### PROBLEM DESCRIPTION
Leave the pictures out and transcribe every record exactly.

### DATASET RECORDS
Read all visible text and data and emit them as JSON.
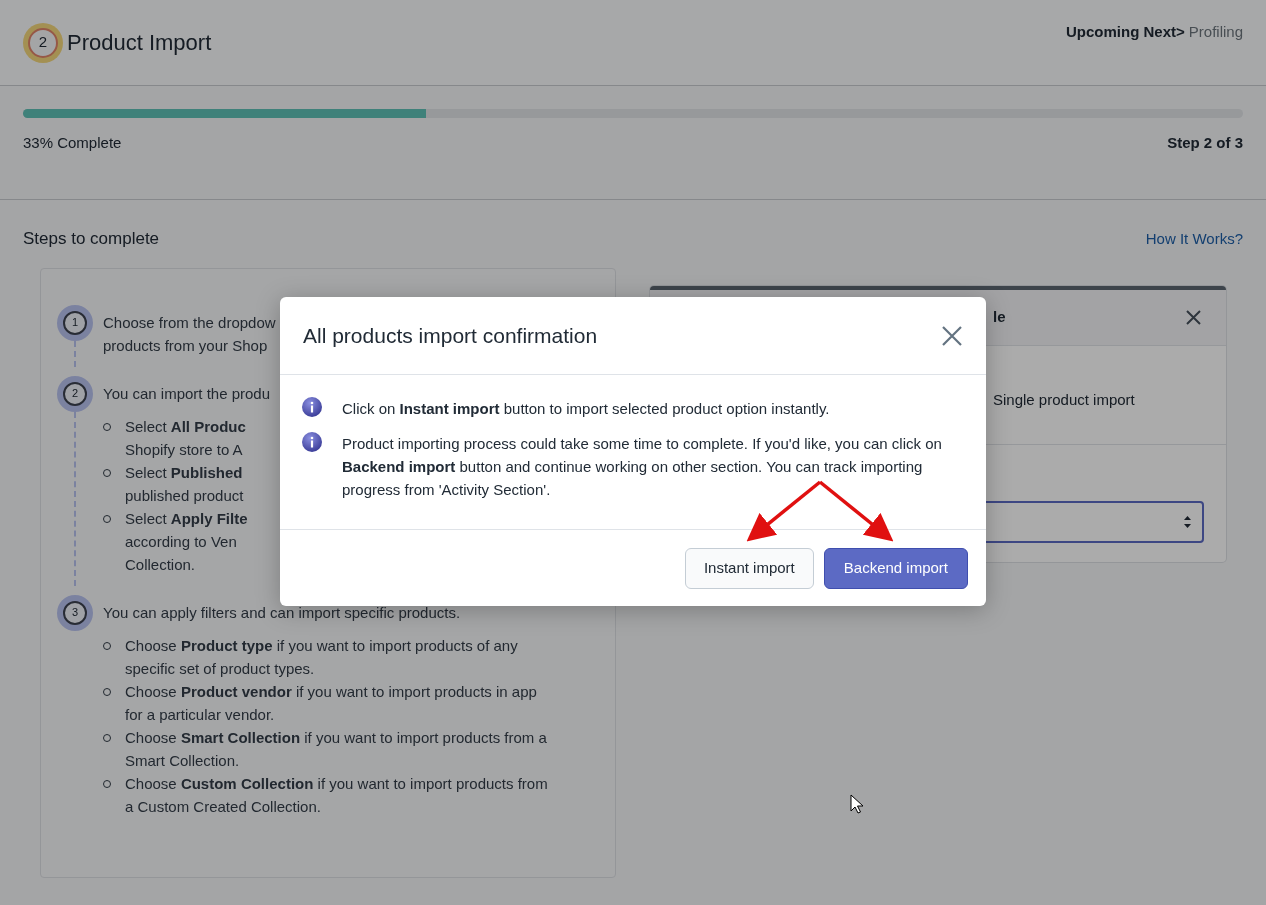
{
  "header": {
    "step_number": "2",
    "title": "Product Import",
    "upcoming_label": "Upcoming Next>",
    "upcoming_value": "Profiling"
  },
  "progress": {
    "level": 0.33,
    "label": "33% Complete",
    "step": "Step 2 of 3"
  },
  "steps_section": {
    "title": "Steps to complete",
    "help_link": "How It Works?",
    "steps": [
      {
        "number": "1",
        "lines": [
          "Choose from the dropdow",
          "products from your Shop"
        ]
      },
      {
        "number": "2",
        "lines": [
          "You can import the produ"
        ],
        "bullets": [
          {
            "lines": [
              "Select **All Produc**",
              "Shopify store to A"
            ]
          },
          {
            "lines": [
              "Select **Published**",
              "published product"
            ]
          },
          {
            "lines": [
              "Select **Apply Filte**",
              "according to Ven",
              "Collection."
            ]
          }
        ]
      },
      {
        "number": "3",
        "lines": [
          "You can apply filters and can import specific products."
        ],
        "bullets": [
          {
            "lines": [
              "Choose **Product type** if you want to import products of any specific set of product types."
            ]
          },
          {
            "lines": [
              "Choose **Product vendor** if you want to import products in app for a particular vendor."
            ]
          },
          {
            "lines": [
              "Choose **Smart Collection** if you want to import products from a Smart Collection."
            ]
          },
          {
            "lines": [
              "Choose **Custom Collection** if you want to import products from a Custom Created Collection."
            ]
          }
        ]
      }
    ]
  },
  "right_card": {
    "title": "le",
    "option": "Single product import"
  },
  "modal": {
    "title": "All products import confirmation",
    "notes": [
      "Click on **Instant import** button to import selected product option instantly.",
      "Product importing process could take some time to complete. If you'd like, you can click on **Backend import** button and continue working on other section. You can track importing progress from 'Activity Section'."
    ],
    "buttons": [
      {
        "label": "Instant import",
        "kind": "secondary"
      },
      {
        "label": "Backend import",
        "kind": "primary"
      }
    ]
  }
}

### IN RESPONSE
Read all visible text and data and emit them as JSON.
{
  "header": {
    "step_number": "2",
    "title": "Product Import",
    "upcoming_label": "Upcoming Next>",
    "upcoming_value": "Profiling"
  },
  "progress": {
    "level": 0.33,
    "label": "33% Complete",
    "step": "Step 2 of 3"
  },
  "steps_section": {
    "title": "Steps to complete",
    "help_link": "How It Works?",
    "steps": [
      {
        "number": "1",
        "lines": [
          "Choose from the dropdow",
          "products from your Shop"
        ]
      },
      {
        "number": "2",
        "lines": [
          "You can import the produ"
        ],
        "bullets": [
          {
            "lines": [
              "Select **All Produc**",
              "Shopify store to A"
            ]
          },
          {
            "lines": [
              "Select **Published**",
              "published product"
            ]
          },
          {
            "lines": [
              "Select **Apply Filte**",
              "according to Ven",
              "Collection."
            ]
          }
        ]
      },
      {
        "number": "3",
        "lines": [
          "You can apply filters and can import specific products."
        ],
        "bullets": [
          {
            "lines": [
              "Choose **Product type** if you want to import products of any specific set of product types."
            ]
          },
          {
            "lines": [
              "Choose **Product vendor** if you want to import products in app for a particular vendor."
            ]
          },
          {
            "lines": [
              "Choose **Smart Collection** if you want to import products from a Smart Collection."
            ]
          },
          {
            "lines": [
              "Choose **Custom Collection** if you want to import products from a Custom Created Collection."
            ]
          }
        ]
      }
    ]
  },
  "right_card": {
    "title": "le",
    "option": "Single product import"
  },
  "modal": {
    "title": "All products import confirmation",
    "notes": [
      "Click on **Instant import** button to import selected product option instantly.",
      "Product importing process could take some time to complete. If you'd like, you can click on **Backend import** button and continue working on other section. You can track importing progress from 'Activity Section'."
    ],
    "buttons": [
      {
        "label": "Instant import",
        "kind": "secondary"
      },
      {
        "label": "Backend import",
        "kind": "primary"
      }
    ]
  }
}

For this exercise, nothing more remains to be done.